** BEGIN Items **
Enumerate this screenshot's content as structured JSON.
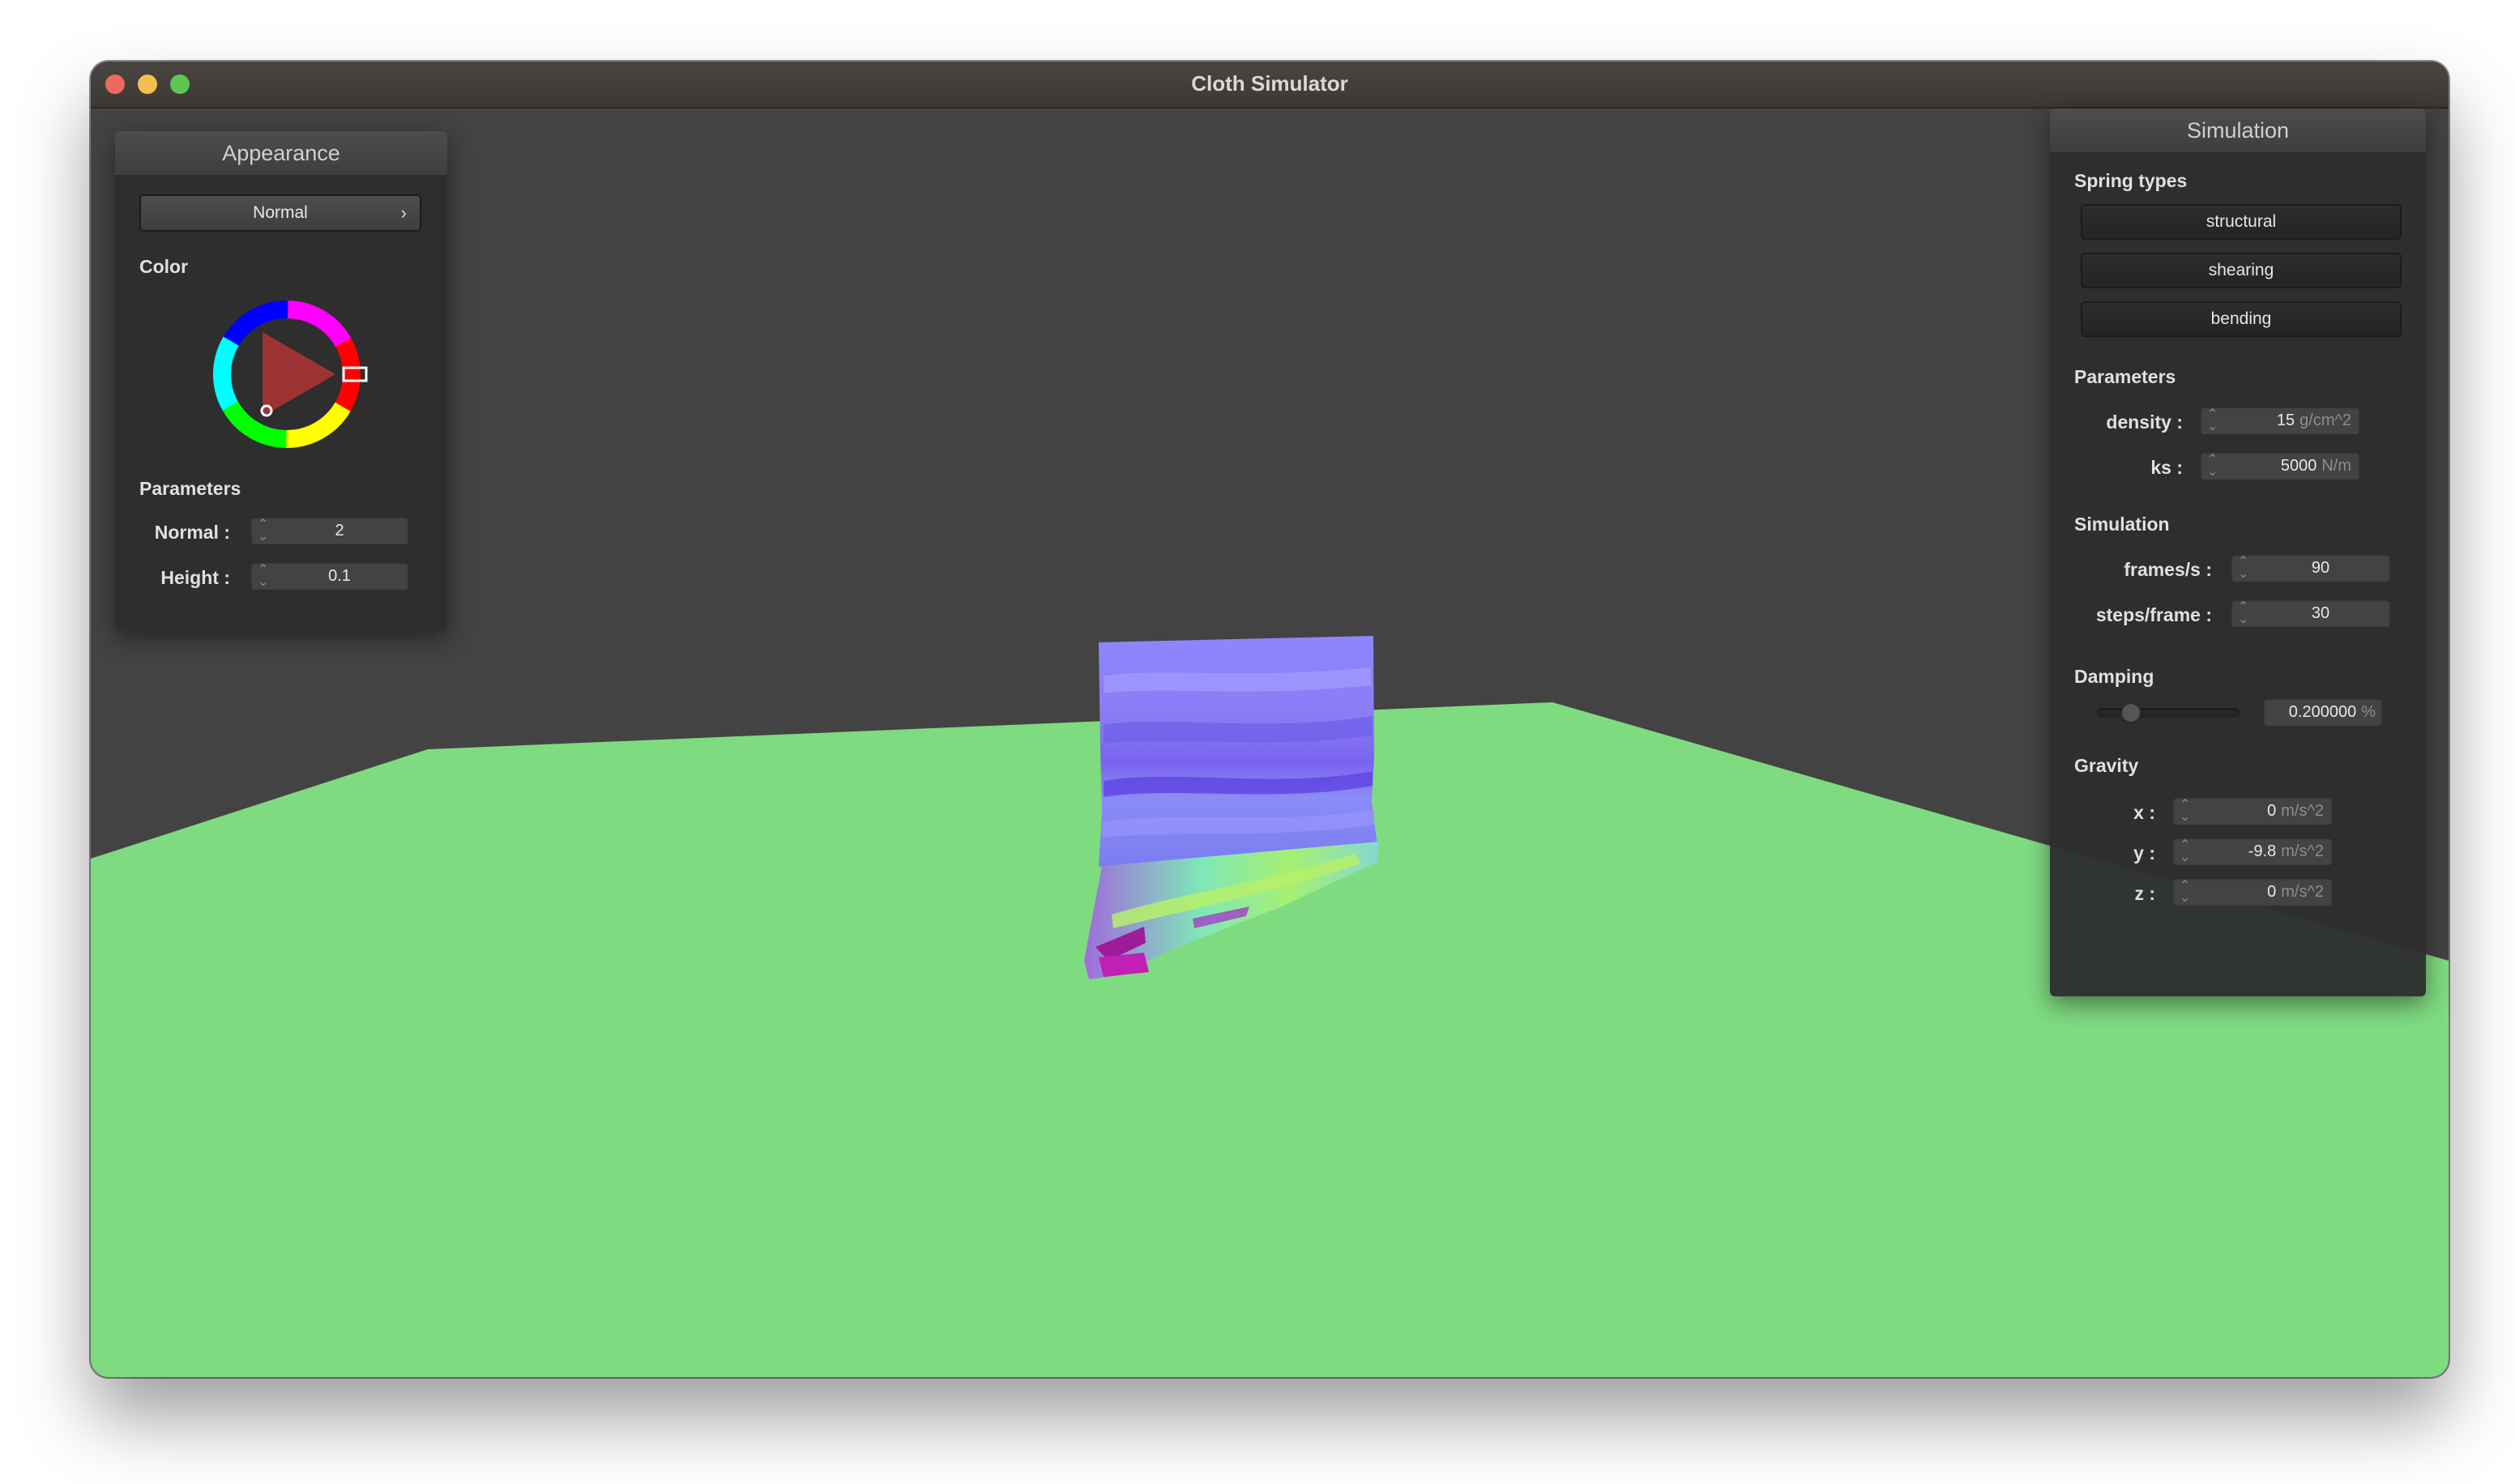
{
  "window": {
    "title": "Cloth Simulator"
  },
  "appearance": {
    "title": "Appearance",
    "shader": "Normal",
    "color_label": "Color",
    "parameters_label": "Parameters",
    "normal_label": "Normal :",
    "normal_value": "2",
    "height_label": "Height :",
    "height_value": "0.1",
    "selected_color": "#ff2020"
  },
  "simulation_panel": {
    "title": "Simulation",
    "spring_types_label": "Spring types",
    "springs": [
      "structural",
      "shearing",
      "bending"
    ],
    "parameters_label": "Parameters",
    "density_label": "density :",
    "density_value": "15",
    "density_unit": "g/cm^2",
    "ks_label": "ks :",
    "ks_value": "5000",
    "ks_unit": "N/m",
    "simulation_label": "Simulation",
    "fps_label": "frames/s :",
    "fps_value": "90",
    "steps_label": "steps/frame :",
    "steps_value": "30",
    "damping_label": "Damping",
    "damping_value": "0.200000",
    "damping_unit": "%",
    "damping_fraction": 0.2,
    "gravity_label": "Gravity",
    "gx_label": "x :",
    "gx_value": "0",
    "gy_label": "y :",
    "gy_value": "-9.8",
    "gz_label": "z :",
    "gz_value": "0",
    "gravity_unit": "m/s^2"
  },
  "scene": {
    "background": "#434343",
    "floor_color": "#7fdb80"
  }
}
** END Items **
Job ::
Reproduce each entry precisely. Leave the pictures out.

Task result ::
Enumerate this screenshot's content as structured JSON.
{
  "window": {
    "title": "Cloth Simulator"
  },
  "appearance": {
    "title": "Appearance",
    "shader": "Normal",
    "color_label": "Color",
    "parameters_label": "Parameters",
    "normal_label": "Normal :",
    "normal_value": "2",
    "height_label": "Height :",
    "height_value": "0.1",
    "selected_color": "#ff2020"
  },
  "simulation_panel": {
    "title": "Simulation",
    "spring_types_label": "Spring types",
    "springs": [
      "structural",
      "shearing",
      "bending"
    ],
    "parameters_label": "Parameters",
    "density_label": "density :",
    "density_value": "15",
    "density_unit": "g/cm^2",
    "ks_label": "ks :",
    "ks_value": "5000",
    "ks_unit": "N/m",
    "simulation_label": "Simulation",
    "fps_label": "frames/s :",
    "fps_value": "90",
    "steps_label": "steps/frame :",
    "steps_value": "30",
    "damping_label": "Damping",
    "damping_value": "0.200000",
    "damping_unit": "%",
    "damping_fraction": 0.2,
    "gravity_label": "Gravity",
    "gx_label": "x :",
    "gx_value": "0",
    "gy_label": "y :",
    "gy_value": "-9.8",
    "gz_label": "z :",
    "gz_value": "0",
    "gravity_unit": "m/s^2"
  },
  "scene": {
    "background": "#434343",
    "floor_color": "#7fdb80"
  }
}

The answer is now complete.